- Material for the task
---------------

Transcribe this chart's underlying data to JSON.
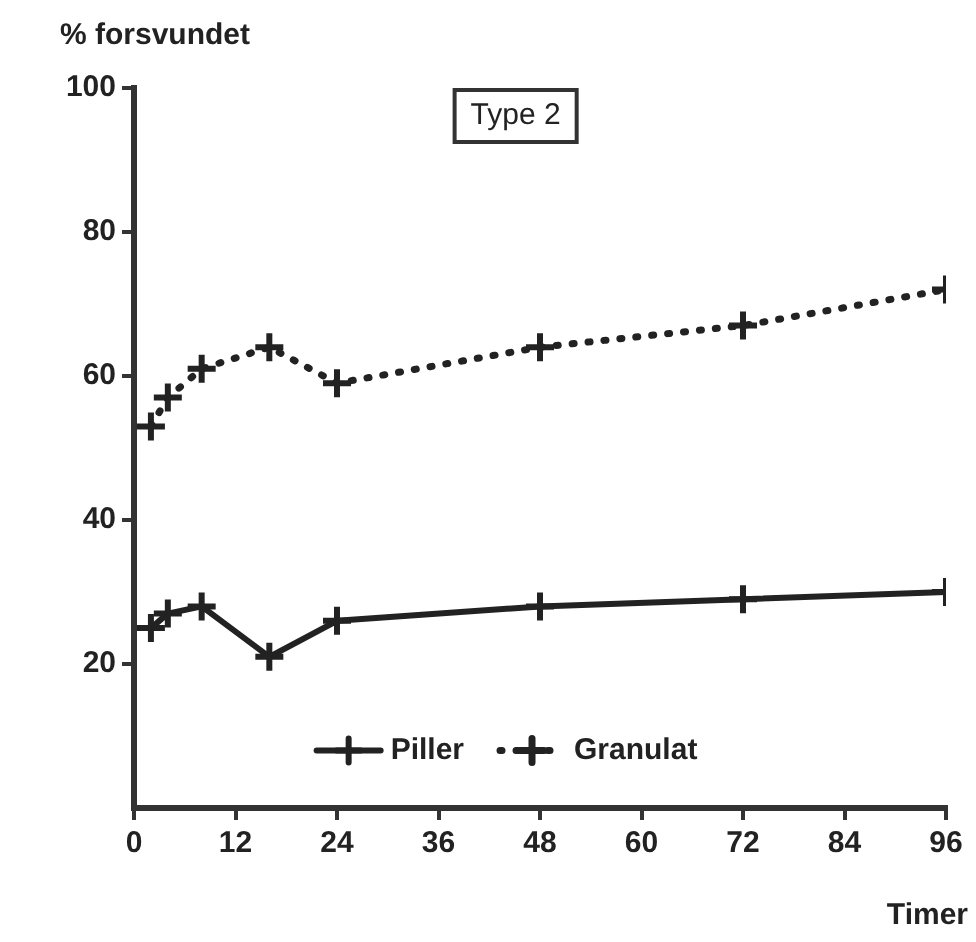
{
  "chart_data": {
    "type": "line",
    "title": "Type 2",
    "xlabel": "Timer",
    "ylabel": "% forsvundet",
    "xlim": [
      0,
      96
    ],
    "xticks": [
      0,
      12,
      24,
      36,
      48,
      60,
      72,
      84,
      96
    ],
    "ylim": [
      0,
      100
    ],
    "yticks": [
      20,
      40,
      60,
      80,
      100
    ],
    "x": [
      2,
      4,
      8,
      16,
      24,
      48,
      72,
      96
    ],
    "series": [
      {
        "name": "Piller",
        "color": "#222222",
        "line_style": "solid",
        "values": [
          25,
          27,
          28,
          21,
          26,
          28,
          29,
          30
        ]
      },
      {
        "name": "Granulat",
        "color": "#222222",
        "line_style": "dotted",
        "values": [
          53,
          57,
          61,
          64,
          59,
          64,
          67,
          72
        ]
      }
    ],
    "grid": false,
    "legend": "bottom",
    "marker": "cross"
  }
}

---------------

- Short task
Omit the pictures, and quote the material above exactly as given.

- Final result
Transcribe this chart's underlying data to JSON.
{
  "chart_data": {
    "type": "line",
    "title": "Type 2",
    "xlabel": "Timer",
    "ylabel": "% forsvundet",
    "xlim": [
      0,
      96
    ],
    "xticks": [
      0,
      12,
      24,
      36,
      48,
      60,
      72,
      84,
      96
    ],
    "ylim": [
      0,
      100
    ],
    "yticks": [
      20,
      40,
      60,
      80,
      100
    ],
    "x": [
      2,
      4,
      8,
      16,
      24,
      48,
      72,
      96
    ],
    "series": [
      {
        "name": "Piller",
        "color": "#222222",
        "line_style": "solid",
        "values": [
          25,
          27,
          28,
          21,
          26,
          28,
          29,
          30
        ]
      },
      {
        "name": "Granulat",
        "color": "#222222",
        "line_style": "dotted",
        "values": [
          53,
          57,
          61,
          64,
          59,
          64,
          67,
          72
        ]
      }
    ],
    "grid": false,
    "legend": "bottom",
    "marker": "cross"
  }
}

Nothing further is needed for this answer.